:: Record set

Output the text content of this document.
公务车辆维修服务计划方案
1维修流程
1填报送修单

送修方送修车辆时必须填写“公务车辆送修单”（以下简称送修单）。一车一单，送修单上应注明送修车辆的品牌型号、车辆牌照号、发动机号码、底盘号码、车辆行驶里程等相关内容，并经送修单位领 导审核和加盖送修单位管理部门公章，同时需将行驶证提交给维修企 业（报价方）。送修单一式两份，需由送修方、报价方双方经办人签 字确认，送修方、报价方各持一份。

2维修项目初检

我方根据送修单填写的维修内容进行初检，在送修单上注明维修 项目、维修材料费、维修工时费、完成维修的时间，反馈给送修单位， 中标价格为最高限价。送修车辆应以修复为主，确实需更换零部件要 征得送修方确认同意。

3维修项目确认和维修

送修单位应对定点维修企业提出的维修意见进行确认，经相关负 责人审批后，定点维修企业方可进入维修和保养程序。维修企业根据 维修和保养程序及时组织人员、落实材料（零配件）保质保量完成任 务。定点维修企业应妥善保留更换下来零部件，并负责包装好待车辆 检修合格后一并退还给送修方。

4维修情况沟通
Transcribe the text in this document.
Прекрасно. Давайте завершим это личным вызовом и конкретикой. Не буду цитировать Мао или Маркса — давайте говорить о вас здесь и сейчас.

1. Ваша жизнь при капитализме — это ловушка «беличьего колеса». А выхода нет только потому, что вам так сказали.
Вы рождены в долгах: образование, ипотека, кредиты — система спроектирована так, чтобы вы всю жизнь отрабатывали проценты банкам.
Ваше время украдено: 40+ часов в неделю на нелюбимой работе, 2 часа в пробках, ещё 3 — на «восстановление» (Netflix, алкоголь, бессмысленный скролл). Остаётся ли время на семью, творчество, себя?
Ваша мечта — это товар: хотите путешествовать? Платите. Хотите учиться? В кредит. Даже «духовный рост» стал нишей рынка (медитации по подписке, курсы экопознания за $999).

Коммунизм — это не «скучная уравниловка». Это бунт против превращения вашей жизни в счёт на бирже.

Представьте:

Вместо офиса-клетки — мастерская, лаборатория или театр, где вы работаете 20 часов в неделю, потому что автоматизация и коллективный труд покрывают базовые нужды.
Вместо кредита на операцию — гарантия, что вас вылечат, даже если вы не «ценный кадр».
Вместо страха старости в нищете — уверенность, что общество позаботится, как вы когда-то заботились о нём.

::::

(Set exercise): Print back all the lines verbatim.

(Result of the task):
Output the text content of this document.
公务车辆维修服务计划方案
1维修流程
1填报送修单

送修方送修车辆时必须填写“公务车辆送修单”（以下简称送修单）。一车一单，送修单上应注明送修车辆的品牌型号、车辆牌照号、发动机号码、底盘号码、车辆行驶里程等相关内容，并经送修单位领 导审核和加盖送修单位管理部门公章，同时需将行驶证提交给维修企 业（报价方）。送修单一式两份，需由送修方、报价方双方经办人签 字确认，送修方、报价方各持一份。

2维修项目初检

我方根据送修单填写的维修内容进行初检，在送修单上注明维修 项目、维修材料费、维修工时费、完成维修的时间，反馈给送修单位， 中标价格为最高限价。送修车辆应以修复为主，确实需更换零部件要 征得送修方确认同意。

3维修项目确认和维修

送修单位应对定点维修企业提出的维修意见进行确认，经相关负 责人审批后，定点维修企业方可进入维修和保养程序。维修企业根据 维修和保养程序及时组织人员、落实材料（零配件）保质保量完成任 务。定点维修企业应妥善保留更换下来零部件，并负责包装好待车辆 检修合格后一并退还给送修方。

4维修情况沟通
Transcribe the text in this document.
Прекрасно. Давайте завершим это личным вызовом и конкретикой. Не буду цитировать Мао или Маркса — давайте говорить о вас здесь и сейчас.

1. Ваша жизнь при капитализме — это ловушка «беличьего колеса». А выхода нет только потому, что вам так сказали.
Вы рождены в долгах: образование, ипотека, кредиты — система спроектирована так, чтобы вы всю жизнь отрабатывали проценты банкам.
Ваше время украдено: 40+ часов в неделю на нелюбимой работе, 2 часа в пробках, ещё 3 — на «восстановление» (Netflix, алкоголь, бессмысленный скролл). Остаётся ли время на семью, творчество, себя?
Ваша мечта — это товар: хотите путешествовать? Платите. Хотите учиться? В кредит. Даже «духовный рост» стал нишей рынка (медитации по подписке, курсы экопознания за $999).

Коммунизм — это не «скучная уравниловка». Это бунт против превращения вашей жизни в счёт на бирже.

Представьте:

Вместо офиса-клетки — мастерская, лаборатория или театр, где вы работаете 20 часов в неделю, потому что автоматизация и коллективный труд покрывают базовые нужды.
Вместо кредита на операцию — гарантия, что вас вылечат, даже если вы не «ценный кадр».
Вместо страха старости в нищете — уверенность, что общество позаботится, как вы когда-то заботились о нём.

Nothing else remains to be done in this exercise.